Saved data entries:
►
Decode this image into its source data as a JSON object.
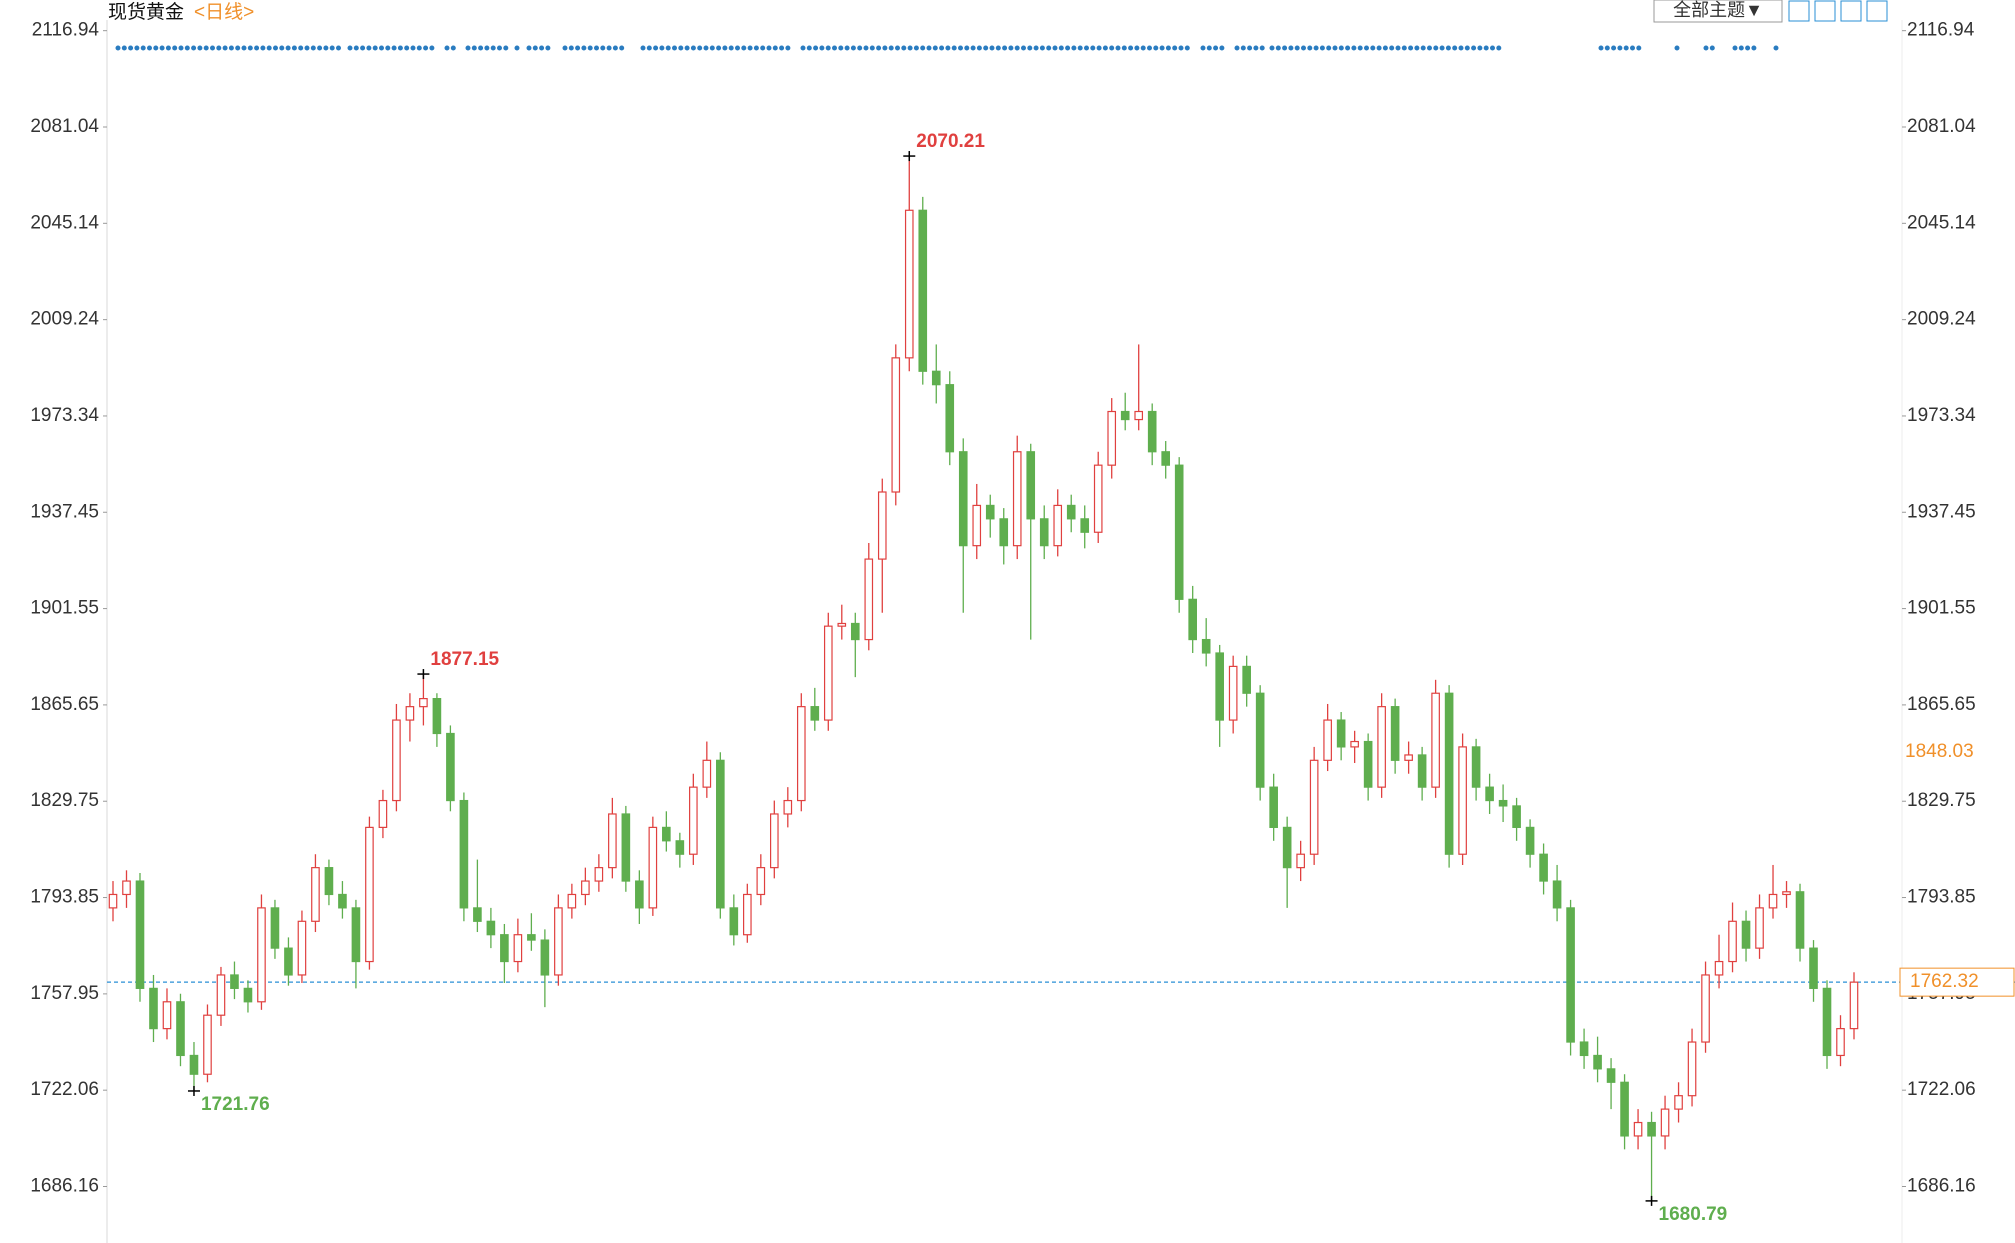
{
  "title": "现货黄金",
  "subtitle": "<日线>",
  "toolbar": {
    "button": "全部主题▼"
  },
  "chart_data": {
    "type": "candlestick",
    "up_color": "#e0403f",
    "down_color": "#5fae4e",
    "ylim": [
      1665.1,
      2119.8
    ],
    "yticks": [
      1686.16,
      1722.06,
      1757.95,
      1793.85,
      1829.75,
      1865.65,
      1901.55,
      1937.45,
      1973.34,
      2009.24,
      2045.14,
      2081.04,
      2116.94
    ],
    "ohlc": [
      [
        1790,
        1800,
        1785,
        1795
      ],
      [
        1795,
        1804,
        1790,
        1800
      ],
      [
        1800,
        1803,
        1755,
        1760
      ],
      [
        1760,
        1765,
        1740,
        1745
      ],
      [
        1745,
        1760,
        1741,
        1755
      ],
      [
        1755,
        1758,
        1731,
        1735
      ],
      [
        1735,
        1740,
        1721.76,
        1728
      ],
      [
        1728,
        1754,
        1725,
        1750
      ],
      [
        1750,
        1768,
        1746,
        1765
      ],
      [
        1765,
        1770,
        1756,
        1760
      ],
      [
        1760,
        1763,
        1751,
        1755
      ],
      [
        1755,
        1795,
        1752,
        1790
      ],
      [
        1790,
        1793,
        1771,
        1775
      ],
      [
        1775,
        1779,
        1761,
        1765
      ],
      [
        1765,
        1789,
        1762,
        1785
      ],
      [
        1785,
        1810,
        1781,
        1805
      ],
      [
        1805,
        1808,
        1791,
        1795
      ],
      [
        1795,
        1800,
        1786,
        1790
      ],
      [
        1790,
        1793,
        1760,
        1770
      ],
      [
        1770,
        1824,
        1767,
        1820
      ],
      [
        1820,
        1834,
        1816,
        1830
      ],
      [
        1830,
        1866,
        1826,
        1860
      ],
      [
        1860,
        1870,
        1852,
        1865
      ],
      [
        1865,
        1877.15,
        1858,
        1868
      ],
      [
        1868,
        1870,
        1850,
        1855
      ],
      [
        1855,
        1858,
        1826,
        1830
      ],
      [
        1830,
        1833,
        1785,
        1790
      ],
      [
        1790,
        1808,
        1781,
        1785
      ],
      [
        1785,
        1790,
        1775,
        1780
      ],
      [
        1780,
        1784,
        1762,
        1770
      ],
      [
        1770,
        1786,
        1766,
        1780
      ],
      [
        1780,
        1788,
        1774,
        1778
      ],
      [
        1778,
        1782,
        1753,
        1765
      ],
      [
        1765,
        1795,
        1761,
        1790
      ],
      [
        1790,
        1799,
        1786,
        1795
      ],
      [
        1795,
        1805,
        1791,
        1800
      ],
      [
        1800,
        1810,
        1796,
        1805
      ],
      [
        1805,
        1831,
        1801,
        1825
      ],
      [
        1825,
        1828,
        1796,
        1800
      ],
      [
        1800,
        1804,
        1784,
        1790
      ],
      [
        1790,
        1824,
        1787,
        1820
      ],
      [
        1820,
        1826,
        1811,
        1815
      ],
      [
        1815,
        1818,
        1805,
        1810
      ],
      [
        1810,
        1840,
        1806,
        1835
      ],
      [
        1835,
        1852,
        1831,
        1845
      ],
      [
        1845,
        1848,
        1786,
        1790
      ],
      [
        1790,
        1795,
        1776,
        1780
      ],
      [
        1780,
        1799,
        1777,
        1795
      ],
      [
        1795,
        1810,
        1791,
        1805
      ],
      [
        1805,
        1830,
        1801,
        1825
      ],
      [
        1825,
        1835,
        1820,
        1830
      ],
      [
        1830,
        1870,
        1826,
        1865
      ],
      [
        1865,
        1872,
        1856,
        1860
      ],
      [
        1860,
        1900,
        1856,
        1895
      ],
      [
        1895,
        1903,
        1890,
        1896
      ],
      [
        1896,
        1900,
        1876,
        1890
      ],
      [
        1890,
        1926,
        1886,
        1920
      ],
      [
        1920,
        1950,
        1900,
        1945
      ],
      [
        1945,
        2000,
        1940,
        1995
      ],
      [
        1995,
        2070.21,
        1990,
        2050
      ],
      [
        2050,
        2055,
        1985,
        1990
      ],
      [
        1990,
        2000,
        1978,
        1985
      ],
      [
        1985,
        1990,
        1955,
        1960
      ],
      [
        1960,
        1965,
        1900,
        1925
      ],
      [
        1925,
        1948,
        1920,
        1940
      ],
      [
        1940,
        1944,
        1928,
        1935
      ],
      [
        1935,
        1939,
        1918,
        1925
      ],
      [
        1925,
        1966,
        1920,
        1960
      ],
      [
        1960,
        1963,
        1890,
        1935
      ],
      [
        1935,
        1940,
        1920,
        1925
      ],
      [
        1925,
        1946,
        1921,
        1940
      ],
      [
        1940,
        1944,
        1930,
        1935
      ],
      [
        1935,
        1940,
        1924,
        1930
      ],
      [
        1930,
        1960,
        1926,
        1955
      ],
      [
        1955,
        1980,
        1950,
        1975
      ],
      [
        1975,
        1982,
        1968,
        1972
      ],
      [
        1972,
        2000,
        1968,
        1975
      ],
      [
        1975,
        1978,
        1955,
        1960
      ],
      [
        1960,
        1964,
        1950,
        1955
      ],
      [
        1955,
        1958,
        1900,
        1905
      ],
      [
        1905,
        1910,
        1885,
        1890
      ],
      [
        1890,
        1898,
        1880,
        1885
      ],
      [
        1885,
        1888,
        1850,
        1860
      ],
      [
        1860,
        1884,
        1855,
        1880
      ],
      [
        1880,
        1884,
        1865,
        1870
      ],
      [
        1870,
        1873,
        1830,
        1835
      ],
      [
        1835,
        1840,
        1815,
        1820
      ],
      [
        1820,
        1824,
        1790,
        1805
      ],
      [
        1805,
        1815,
        1800,
        1810
      ],
      [
        1810,
        1850,
        1806,
        1845
      ],
      [
        1845,
        1866,
        1841,
        1860
      ],
      [
        1860,
        1863,
        1845,
        1850
      ],
      [
        1850,
        1856,
        1844,
        1852
      ],
      [
        1852,
        1855,
        1830,
        1835
      ],
      [
        1835,
        1870,
        1831,
        1865
      ],
      [
        1865,
        1868,
        1840,
        1845
      ],
      [
        1845,
        1852,
        1840,
        1847
      ],
      [
        1847,
        1850,
        1830,
        1835
      ],
      [
        1835,
        1875,
        1831,
        1870
      ],
      [
        1870,
        1873,
        1805,
        1810
      ],
      [
        1810,
        1855,
        1806,
        1850
      ],
      [
        1850,
        1853,
        1830,
        1835
      ],
      [
        1835,
        1840,
        1825,
        1830
      ],
      [
        1830,
        1836,
        1822,
        1828
      ],
      [
        1828,
        1831,
        1815,
        1820
      ],
      [
        1820,
        1823,
        1805,
        1810
      ],
      [
        1810,
        1814,
        1795,
        1800
      ],
      [
        1800,
        1806,
        1785,
        1790
      ],
      [
        1790,
        1793,
        1735,
        1740
      ],
      [
        1740,
        1745,
        1730,
        1735
      ],
      [
        1735,
        1742,
        1725,
        1730
      ],
      [
        1730,
        1734,
        1715,
        1725
      ],
      [
        1725,
        1728,
        1700,
        1705
      ],
      [
        1705,
        1715,
        1700,
        1710
      ],
      [
        1710,
        1714,
        1680.79,
        1705
      ],
      [
        1705,
        1720,
        1700,
        1715
      ],
      [
        1715,
        1725,
        1710,
        1720
      ],
      [
        1720,
        1745,
        1716,
        1740
      ],
      [
        1740,
        1770,
        1736,
        1765
      ],
      [
        1765,
        1780,
        1760,
        1770
      ],
      [
        1770,
        1792,
        1766,
        1785
      ],
      [
        1785,
        1789,
        1770,
        1775
      ],
      [
        1775,
        1795,
        1771,
        1790
      ],
      [
        1790,
        1806,
        1786,
        1795
      ],
      [
        1795,
        1800,
        1790,
        1796
      ],
      [
        1796,
        1799,
        1770,
        1775
      ],
      [
        1775,
        1778,
        1755,
        1760
      ],
      [
        1760,
        1763,
        1730,
        1735
      ],
      [
        1735,
        1750,
        1731,
        1745
      ],
      [
        1745,
        1766,
        1741,
        1762.32
      ]
    ],
    "annotations": [
      {
        "value": 2070.21,
        "at": "high",
        "color": "#e0403f"
      },
      {
        "value": 1877.15,
        "at": "high",
        "color": "#e0403f"
      },
      {
        "value": 1721.76,
        "at": "low",
        "color": "#5fae4e"
      },
      {
        "value": 1680.79,
        "at": "low",
        "color": "#5fae4e"
      }
    ],
    "last_price": {
      "value": 1762.32,
      "color": "#f0902a",
      "line_color": "#2a8fd6"
    },
    "marker_price": {
      "value": 1848.03,
      "color": "#f0902a"
    }
  }
}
◄
● Short task
Report each line in the data that holds the word "value".

● Written solution
        "value": 2070.21,
        "value": 1877.15,
        "value": 1721.76,
        "value": 1680.79,
      "value": 1762.32,
      "value": 1848.03,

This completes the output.